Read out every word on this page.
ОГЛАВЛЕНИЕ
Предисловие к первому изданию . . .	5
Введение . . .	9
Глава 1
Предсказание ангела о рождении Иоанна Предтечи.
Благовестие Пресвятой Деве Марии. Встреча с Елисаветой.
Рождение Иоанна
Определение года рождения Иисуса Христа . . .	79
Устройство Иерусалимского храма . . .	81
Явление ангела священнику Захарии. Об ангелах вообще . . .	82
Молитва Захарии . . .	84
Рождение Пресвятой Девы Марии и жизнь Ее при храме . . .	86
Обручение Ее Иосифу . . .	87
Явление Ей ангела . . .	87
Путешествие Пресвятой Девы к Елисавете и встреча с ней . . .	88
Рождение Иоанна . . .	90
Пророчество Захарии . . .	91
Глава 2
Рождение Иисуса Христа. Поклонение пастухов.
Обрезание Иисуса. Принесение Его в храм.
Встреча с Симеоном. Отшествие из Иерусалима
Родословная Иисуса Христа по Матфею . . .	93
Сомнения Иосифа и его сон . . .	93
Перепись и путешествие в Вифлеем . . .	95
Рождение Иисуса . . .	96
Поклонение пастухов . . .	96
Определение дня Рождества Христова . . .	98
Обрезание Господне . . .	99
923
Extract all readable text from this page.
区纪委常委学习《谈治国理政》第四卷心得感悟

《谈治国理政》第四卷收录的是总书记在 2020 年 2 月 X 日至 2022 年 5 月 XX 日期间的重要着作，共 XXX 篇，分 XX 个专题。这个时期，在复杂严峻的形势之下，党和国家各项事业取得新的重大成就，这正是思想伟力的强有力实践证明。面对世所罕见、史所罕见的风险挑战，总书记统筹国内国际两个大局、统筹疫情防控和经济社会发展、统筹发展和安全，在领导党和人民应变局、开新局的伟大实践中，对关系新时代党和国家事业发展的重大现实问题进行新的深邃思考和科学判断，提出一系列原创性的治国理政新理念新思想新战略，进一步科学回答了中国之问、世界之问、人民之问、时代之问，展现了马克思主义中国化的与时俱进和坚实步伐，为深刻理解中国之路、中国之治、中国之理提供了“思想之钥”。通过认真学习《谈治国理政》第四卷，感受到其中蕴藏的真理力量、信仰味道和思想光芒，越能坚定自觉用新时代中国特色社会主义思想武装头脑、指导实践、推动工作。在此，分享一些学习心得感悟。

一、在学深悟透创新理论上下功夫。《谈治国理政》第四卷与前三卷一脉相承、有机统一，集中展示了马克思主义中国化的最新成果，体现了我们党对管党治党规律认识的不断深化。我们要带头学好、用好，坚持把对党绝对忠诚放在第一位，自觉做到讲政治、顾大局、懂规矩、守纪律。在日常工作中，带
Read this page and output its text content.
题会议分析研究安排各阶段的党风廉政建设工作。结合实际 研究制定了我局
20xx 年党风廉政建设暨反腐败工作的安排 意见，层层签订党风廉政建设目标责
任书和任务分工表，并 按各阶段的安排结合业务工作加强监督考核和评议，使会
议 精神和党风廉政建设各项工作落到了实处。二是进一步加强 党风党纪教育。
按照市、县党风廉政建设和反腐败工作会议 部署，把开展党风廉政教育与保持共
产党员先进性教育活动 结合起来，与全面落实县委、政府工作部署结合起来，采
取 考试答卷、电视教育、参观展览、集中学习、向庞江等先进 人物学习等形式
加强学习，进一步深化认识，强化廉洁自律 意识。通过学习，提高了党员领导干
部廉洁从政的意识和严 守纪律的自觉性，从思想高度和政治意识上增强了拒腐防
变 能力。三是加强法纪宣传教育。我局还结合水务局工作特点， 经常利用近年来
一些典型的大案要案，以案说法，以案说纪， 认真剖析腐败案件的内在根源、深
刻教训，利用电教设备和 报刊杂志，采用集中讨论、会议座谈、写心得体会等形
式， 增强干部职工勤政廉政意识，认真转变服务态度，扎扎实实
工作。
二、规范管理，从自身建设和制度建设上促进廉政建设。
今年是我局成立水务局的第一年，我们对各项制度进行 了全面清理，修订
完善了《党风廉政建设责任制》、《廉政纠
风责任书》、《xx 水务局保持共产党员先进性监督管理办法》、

:: REQUIREMENTS ::
Provide the number of lines in the entries that include "Девы", and no other text.

:: SOLVED PROBLEM ::
2